§ SUPPLIED DATA
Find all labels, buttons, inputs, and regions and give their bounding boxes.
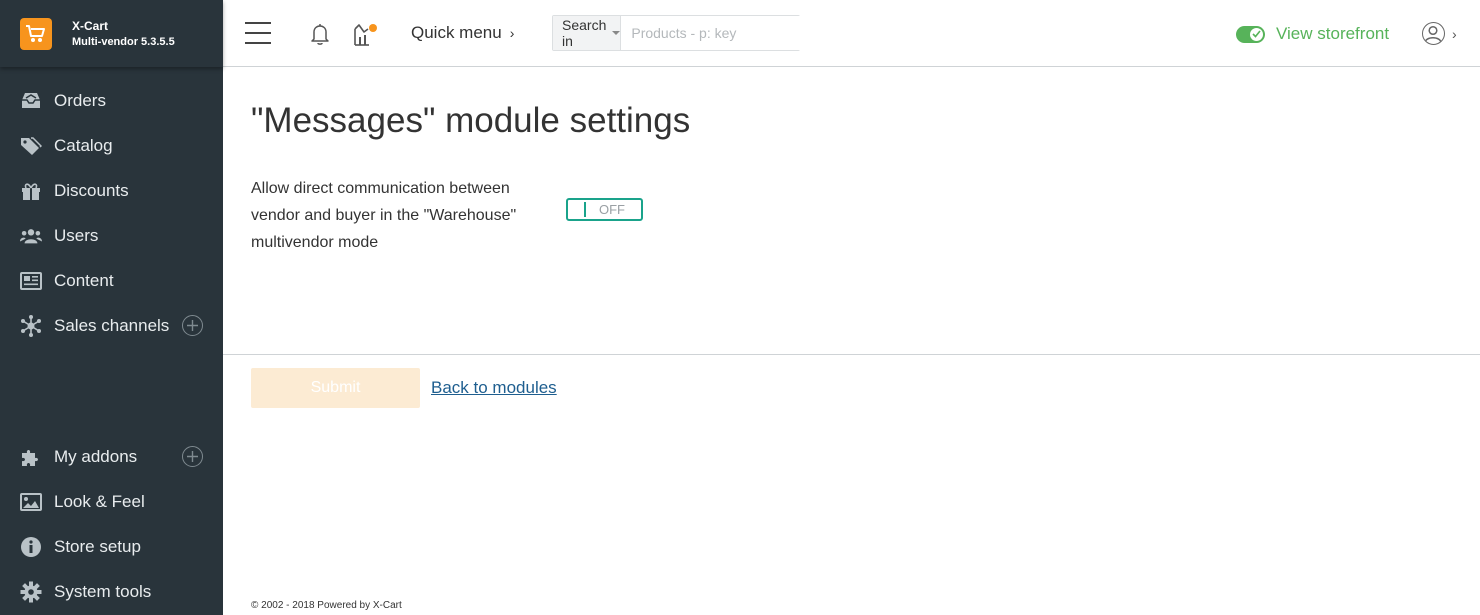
back-to-modules-link[interactable]: Back to modules [431,378,557,398]
sidebar-item-my-addons[interactable]: My addons [0,434,223,479]
tags-icon [20,135,42,157]
quick-menu-button[interactable]: Quick menu › [411,23,514,43]
search-input[interactable] [621,16,813,50]
cart-logo-icon [20,17,52,50]
sidebar-nav: Orders Catalog Discounts Users Content S… [0,67,223,348]
expand-plus-icon[interactable] [182,446,203,467]
brand-text: X-Cart Multi-vendor 5.3.5.5 [72,18,175,50]
sidebar-item-catalog[interactable]: Catalog [0,123,223,168]
newspaper-icon [20,270,42,292]
sidebar-item-sales-channels[interactable]: Sales channels [0,303,223,348]
toggle-state-label: OFF [599,202,625,217]
app: X-Cart Multi-vendor 5.3.5.5 Orders Catal… [0,0,1480,615]
sidebar-item-label: Content [54,270,114,290]
gift-icon [20,180,42,202]
gear-icon [20,581,42,603]
storefront-switch[interactable] [1236,25,1265,43]
sidebar-item-system-tools[interactable]: System tools [0,569,223,614]
sidebar-item-label: Sales channels [54,315,170,335]
footer-copyright: © 2002 - 2018 Powered by X-Cart [251,600,402,611]
toggle-handle [584,202,586,217]
caret-down-icon [612,31,621,35]
sidebar: X-Cart Multi-vendor 5.3.5.5 Orders Catal… [0,0,223,615]
view-storefront-label: View storefront [1276,24,1390,43]
sidebar-item-label: System tools [54,581,152,601]
puzzle-icon [20,446,42,468]
sidebar-item-users[interactable]: Users [0,213,223,258]
chevron-right-icon: › [509,25,515,41]
sidebar-item-label: Orders [54,90,106,110]
expand-plus-icon[interactable] [182,315,203,336]
search-scope-label: Search in [562,17,607,49]
sidebar-item-label: Discounts [54,180,129,200]
brand-name: X-Cart [72,18,109,33]
chevron-right-icon: › [1452,25,1457,42]
sidebar-item-orders[interactable]: Orders [0,78,223,123]
sidebar-item-label: Store setup [54,536,141,556]
sidebar-item-label: Users [54,225,99,245]
sidebar-item-label: Catalog [54,135,113,155]
image-icon [20,491,42,513]
search-scope-select[interactable]: Search in [553,16,622,50]
main-content: "Messages" module settings Allow direct … [223,68,1480,615]
user-avatar-icon [1422,22,1445,45]
brand-version: Multi-vendor 5.3.5.5 [72,35,175,48]
users-icon [20,225,42,247]
sidebar-item-store-setup[interactable]: Store setup [0,524,223,569]
top-header: Quick menu › Search in View storefront › [223,0,1480,67]
user-menu[interactable]: › [1422,22,1457,45]
brand[interactable]: X-Cart Multi-vendor 5.3.5.5 [0,0,223,67]
analytics-chart-icon[interactable] [353,21,379,47]
info-icon [20,536,42,558]
setting-toggle[interactable]: OFF [566,198,643,221]
sidebar-item-content[interactable]: Content [0,258,223,303]
page-title: "Messages" module settings [251,101,691,140]
bell-icon[interactable] [308,22,332,46]
check-icon [1250,27,1263,41]
form-divider [223,354,1480,355]
network-icon [20,314,42,337]
sidebar-item-look-feel[interactable]: Look & Feel [0,479,223,524]
submit-button[interactable]: Submit [251,368,420,408]
sidebar-item-discounts[interactable]: Discounts [0,168,223,213]
hamburger-menu-icon[interactable] [245,22,271,44]
inbox-icon [20,90,42,112]
quick-menu-label: Quick menu [411,23,502,42]
search-bar: Search in [552,15,813,51]
sidebar-item-label: My addons [54,446,138,466]
view-storefront-toggle[interactable]: View storefront [1236,24,1389,44]
sidebar-nav-bottom: My addons Look & Feel Store setup System… [0,434,223,614]
setting-label: Allow direct communication between vendo… [251,180,517,251]
sidebar-item-label: Look & Feel [54,491,145,511]
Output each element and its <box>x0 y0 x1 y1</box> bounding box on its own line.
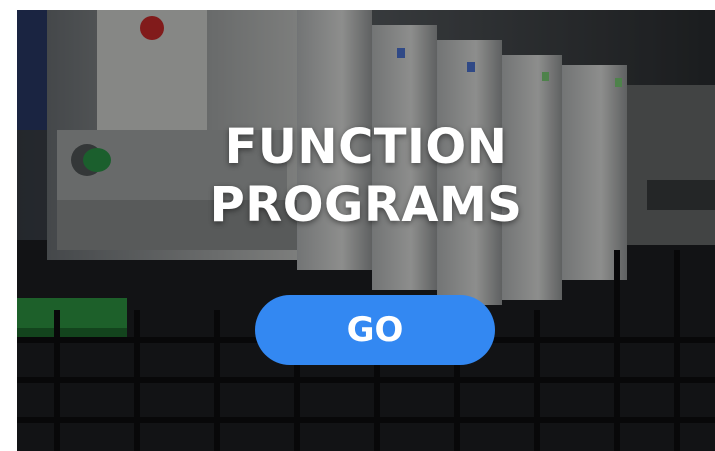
banner-title: FUNCTION PROGRAMS <box>17 118 715 234</box>
promo-card[interactable]: FUNCTION PROGRAMS GO <box>17 10 715 451</box>
go-button[interactable]: GO <box>255 295 495 365</box>
banner-title-line-2: PROGRAMS <box>209 177 523 233</box>
banner-title-line-1: FUNCTION <box>224 119 508 175</box>
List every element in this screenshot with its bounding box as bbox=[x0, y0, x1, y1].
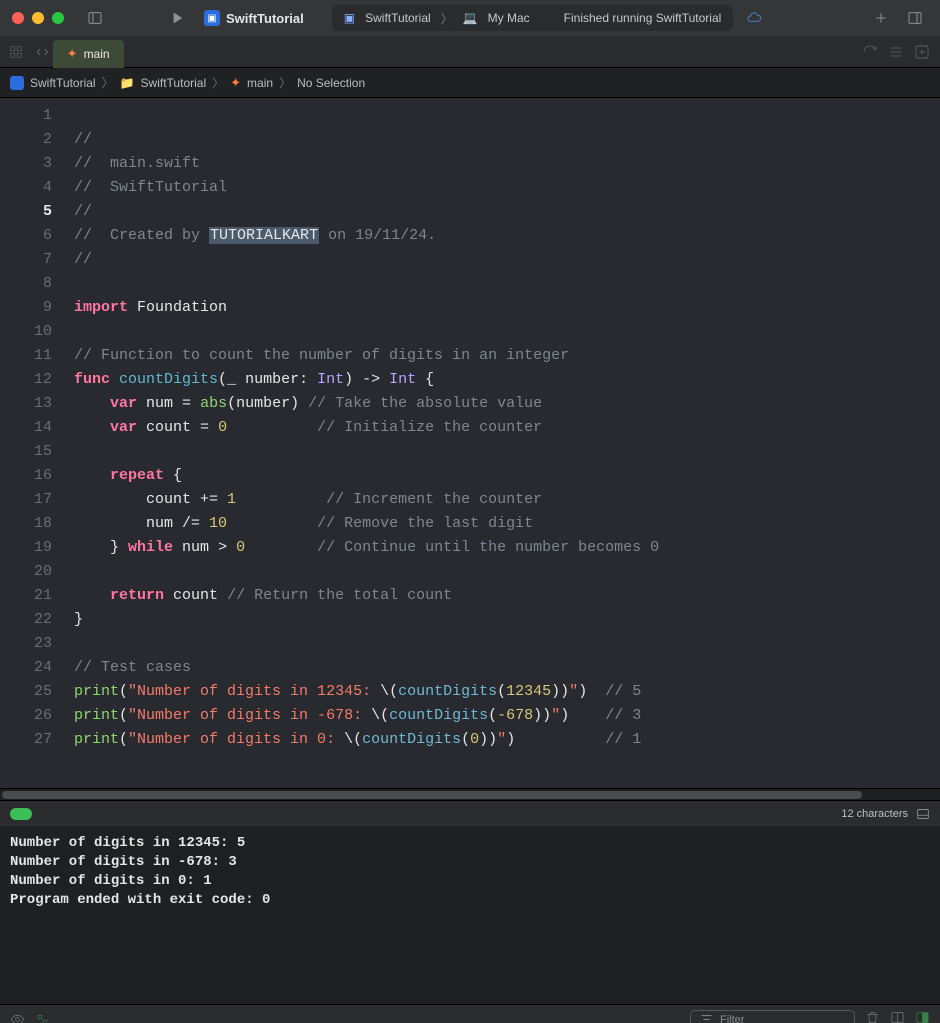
selected-text[interactable]: TUTORIALKART bbox=[209, 227, 319, 244]
activity-status[interactable]: ▣ SwiftTutorial 〉 💻 My Mac Finished runn… bbox=[332, 5, 734, 31]
toggle-console-view[interactable] bbox=[915, 1010, 930, 1023]
back-button[interactable]: ‹ bbox=[36, 43, 41, 61]
tab-bar: ‹ › ✦ main bbox=[0, 36, 940, 68]
scheme-selector[interactable]: ▣ SwiftTutorial bbox=[204, 10, 304, 26]
horizontal-scrollbar[interactable] bbox=[0, 788, 940, 800]
trash-button[interactable] bbox=[865, 1010, 880, 1023]
status-text: Finished running SwiftTutorial bbox=[564, 11, 722, 25]
related-items-button[interactable] bbox=[0, 45, 32, 59]
console-output[interactable]: Number of digits in 12345: 5 Number of d… bbox=[0, 826, 940, 1004]
toggle-preview-icon[interactable] bbox=[916, 807, 930, 821]
code-area[interactable]: // // main.swift // SwiftTutorial // // … bbox=[62, 98, 940, 788]
status-device: My Mac bbox=[488, 11, 530, 25]
console-filter-field[interactable]: Filter bbox=[690, 1010, 855, 1023]
app-icon: ▣ bbox=[204, 10, 220, 26]
scrollbar-thumb[interactable] bbox=[2, 791, 862, 799]
debug-bar: 12 characters bbox=[0, 800, 940, 826]
close-window-button[interactable] bbox=[12, 12, 24, 24]
folder-icon: 📁 bbox=[120, 76, 135, 90]
crumb-project[interactable]: SwiftTutorial bbox=[30, 76, 96, 90]
project-icon bbox=[10, 76, 24, 90]
debug-toolbar: Filter bbox=[0, 1004, 940, 1023]
status-scheme: SwiftTutorial bbox=[365, 11, 431, 25]
toggle-variables-view[interactable] bbox=[890, 1010, 905, 1023]
refresh-icon[interactable] bbox=[862, 44, 878, 60]
scheme-name: SwiftTutorial bbox=[226, 11, 304, 26]
jump-bar[interactable]: SwiftTutorial 〉 📁 SwiftTutorial 〉 ✦ main… bbox=[0, 68, 940, 98]
window-controls bbox=[12, 12, 64, 24]
minimize-window-button[interactable] bbox=[32, 12, 44, 24]
forward-button[interactable]: › bbox=[43, 43, 48, 61]
toggle-navigator-button[interactable] bbox=[82, 7, 108, 29]
line-gutter[interactable]: 1234567891011121314151617181920212223242… bbox=[0, 98, 62, 788]
history-nav: ‹ › bbox=[36, 43, 49, 61]
filter-placeholder: Filter bbox=[720, 1014, 744, 1023]
swift-file-icon: ✦ bbox=[230, 75, 241, 91]
tab-filename: main bbox=[84, 47, 110, 61]
crumb-folder[interactable]: SwiftTutorial bbox=[141, 76, 207, 90]
crumb-file[interactable]: main bbox=[247, 76, 273, 90]
zoom-window-button[interactable] bbox=[52, 12, 64, 24]
swift-file-icon: ✦ bbox=[67, 46, 78, 62]
add-tab-button[interactable] bbox=[868, 7, 894, 29]
filter-menu-icon[interactable] bbox=[699, 1012, 714, 1023]
library-button[interactable] bbox=[902, 7, 928, 29]
titlebar: ▣ SwiftTutorial ▣ SwiftTutorial 〉 💻 My M… bbox=[0, 0, 940, 36]
cloud-status-icon[interactable] bbox=[741, 7, 767, 29]
source-editor[interactable]: 1234567891011121314151617181920212223242… bbox=[0, 98, 940, 788]
add-editor-icon[interactable] bbox=[914, 44, 930, 60]
editor-tab-main[interactable]: ✦ main bbox=[53, 40, 124, 68]
debug-indicator-icon[interactable] bbox=[35, 1012, 50, 1023]
run-button[interactable] bbox=[164, 7, 190, 29]
crumb-selection[interactable]: No Selection bbox=[297, 76, 365, 90]
eye-icon[interactable] bbox=[10, 1012, 25, 1023]
breakpoint-toggle[interactable] bbox=[10, 808, 32, 820]
selection-info: 12 characters bbox=[841, 808, 908, 820]
adjust-editor-icon[interactable] bbox=[888, 44, 904, 60]
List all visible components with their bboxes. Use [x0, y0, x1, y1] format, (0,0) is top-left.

§ TASK STATEMENT
Turn the lines in the records, starting with the line that contains "227, 319, 244]" and going on through the line that contains "toggle-navigator-button[interactable] bbox=[82, 7, 108, 29]", into a Markdown table with the columns Row and Line, leaving out any blank lines.

§ RESULT FOR THIS TASK
| Row | Line |
|---|---|
| 1 | selected-text[interactable]: TUTORIALKART bbox=[209, 227, 319, 244] |
| 2 | activity-status[interactable]: ▣ SwiftTutorial 〉 💻 My Mac Finished runn… bbox=[332, 5, 734, 31] |
| 3 | toggle-console-view[interactable] bbox=[915, 1010, 930, 1023] |
| 4 | back-button[interactable]: ‹ bbox=[36, 43, 41, 61] |
| 5 | tab-bar: ‹ › ✦ main bbox=[0, 36, 940, 68] |
| 6 | scheme-selector[interactable]: ▣ SwiftTutorial bbox=[204, 10, 304, 26] |
| 7 | horizontal-scrollbar[interactable] bbox=[0, 788, 940, 800] |
| 8 | trash-button[interactable] bbox=[865, 1010, 880, 1023] |
| 9 | status-text: Finished running SwiftTutorial bbox=[564, 11, 722, 25] |
| 10 | related-items-button[interactable] bbox=[0, 45, 32, 59] |
| 11 | console-output[interactable]: Number of digits in 12345: 5 Number of d… bbox=[0, 826, 940, 1004] |
| 12 | toggle-preview-icon[interactable] bbox=[916, 807, 930, 821] |
| 13 | code-area[interactable]: // // main.swift // SwiftTutorial // // … bbox=[62, 98, 940, 788] |
| 14 | status-device: My Mac bbox=[488, 11, 530, 25] |
| 15 | console-filter-field[interactable]: Filter bbox=[690, 1010, 855, 1023] |
| 16 | app-icon: ▣ bbox=[204, 10, 220, 26] |
| 17 | scrollbar-thumb[interactable] bbox=[2, 791, 862, 799] |
| 18 | debug-bar: 12 characters bbox=[0, 800, 940, 826] |
| 19 | close-window-button[interactable] bbox=[12, 12, 24, 24] |
| 20 | folder-icon: 📁 bbox=[120, 76, 135, 90] |
| 21 | crumb-project[interactable]: SwiftTutorial bbox=[30, 76, 96, 90] |
| 22 | project-icon bbox=[10, 76, 24, 90] |
| 23 | debug-toolbar: Filter bbox=[0, 1004, 940, 1023] |
| 24 | status-scheme: SwiftTutorial bbox=[365, 11, 431, 25] |
| 25 | toggle-variables-view[interactable] bbox=[890, 1010, 905, 1023] |
| 26 | refresh-icon[interactable] bbox=[862, 44, 878, 60] |
| 27 | scheme-name: SwiftTutorial bbox=[226, 11, 304, 26] |
| 28 | jump-bar[interactable]: SwiftTutorial 〉 📁 SwiftTutorial 〉 ✦ main… bbox=[0, 68, 940, 98] |
| 29 | window-controls bbox=[12, 12, 64, 24] |
| 30 | minimize-window-button[interactable] bbox=[32, 12, 44, 24] |
| 31 | forward-button[interactable]: › bbox=[43, 43, 48, 61] |
| 32 | toggle-navigator-button[interactable] bbox=[82, 7, 108, 29] |